§ Your instructions: Reproduce the passage of the exhibition announcement between "Slobodan Dimitrov: Artist" and "be on display.", inclusive.
======== Document section ========
In three new exhibitions opening July 11, Angels Gate Cultural Center will be featuring photographic portraiture. The three artists of these exhibitions range widely in subject, yet are brought together through their exploration of individuals that often go unseen – artists as workers, the human elements of the Los Angeles Superior Court system and members of the American military.
Slobodan Dimitrov: Artist Portraits
In 2006 the Angels Gate Cultural Center commissioned renown labor photographer and long-time AGCC Studio Artist to engage in an ongoing project to document artists working and exhibiting in the Harbor Area. This series is executed in large format, Polaroid Type 55 Black and White Film and captures artists as the working people that they are. This exhibition will be the first time that the series has been exhibited to the public, 150 images from this ongoing body of work will be on display.
======== Items ========
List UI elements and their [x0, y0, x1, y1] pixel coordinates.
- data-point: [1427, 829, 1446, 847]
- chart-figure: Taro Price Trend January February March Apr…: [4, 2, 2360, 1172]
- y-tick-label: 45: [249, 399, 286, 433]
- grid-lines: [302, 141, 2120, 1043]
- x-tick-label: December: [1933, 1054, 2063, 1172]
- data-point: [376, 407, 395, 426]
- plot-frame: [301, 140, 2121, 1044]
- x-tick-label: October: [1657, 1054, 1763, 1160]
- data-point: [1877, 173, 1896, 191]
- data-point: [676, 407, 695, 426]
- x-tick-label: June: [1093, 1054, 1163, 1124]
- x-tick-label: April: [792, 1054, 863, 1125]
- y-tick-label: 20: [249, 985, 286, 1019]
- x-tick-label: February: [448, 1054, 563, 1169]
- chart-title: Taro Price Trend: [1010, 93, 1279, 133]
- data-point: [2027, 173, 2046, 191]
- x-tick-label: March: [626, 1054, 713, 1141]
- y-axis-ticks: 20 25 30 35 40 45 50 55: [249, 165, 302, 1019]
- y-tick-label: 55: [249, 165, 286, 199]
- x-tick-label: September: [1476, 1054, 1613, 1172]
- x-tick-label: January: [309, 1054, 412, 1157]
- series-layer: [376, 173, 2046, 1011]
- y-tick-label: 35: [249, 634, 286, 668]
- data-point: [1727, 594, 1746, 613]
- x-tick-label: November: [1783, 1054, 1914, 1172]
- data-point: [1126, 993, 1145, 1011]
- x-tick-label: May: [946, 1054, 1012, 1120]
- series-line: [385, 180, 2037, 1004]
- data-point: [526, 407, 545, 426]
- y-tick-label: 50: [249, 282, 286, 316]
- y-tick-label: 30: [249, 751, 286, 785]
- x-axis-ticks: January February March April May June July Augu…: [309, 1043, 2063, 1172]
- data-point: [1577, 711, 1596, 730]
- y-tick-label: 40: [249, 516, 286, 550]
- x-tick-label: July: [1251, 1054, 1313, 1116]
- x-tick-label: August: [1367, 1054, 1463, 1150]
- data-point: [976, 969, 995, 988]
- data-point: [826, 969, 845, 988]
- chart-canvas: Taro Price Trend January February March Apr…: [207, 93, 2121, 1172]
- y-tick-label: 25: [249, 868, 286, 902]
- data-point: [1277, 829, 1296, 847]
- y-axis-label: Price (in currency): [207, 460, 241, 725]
========
§ Exercise solution:
Slobodan Dimitrov: Artist Portraits
In 2006 the Angels Gate Cultural Center commissioned renown labor photographer and long-time AGCC Studio Artist to engage in an ongoing project to document artists working and exhibiting in the Harbor Area. This series is executed in large format, Polaroid Type 55 Black and White Film and captures artists as the working people that they are. This exhibition will be the first time that the series has been exhibited to the public, 150 images from this ongoing body of work will be on display.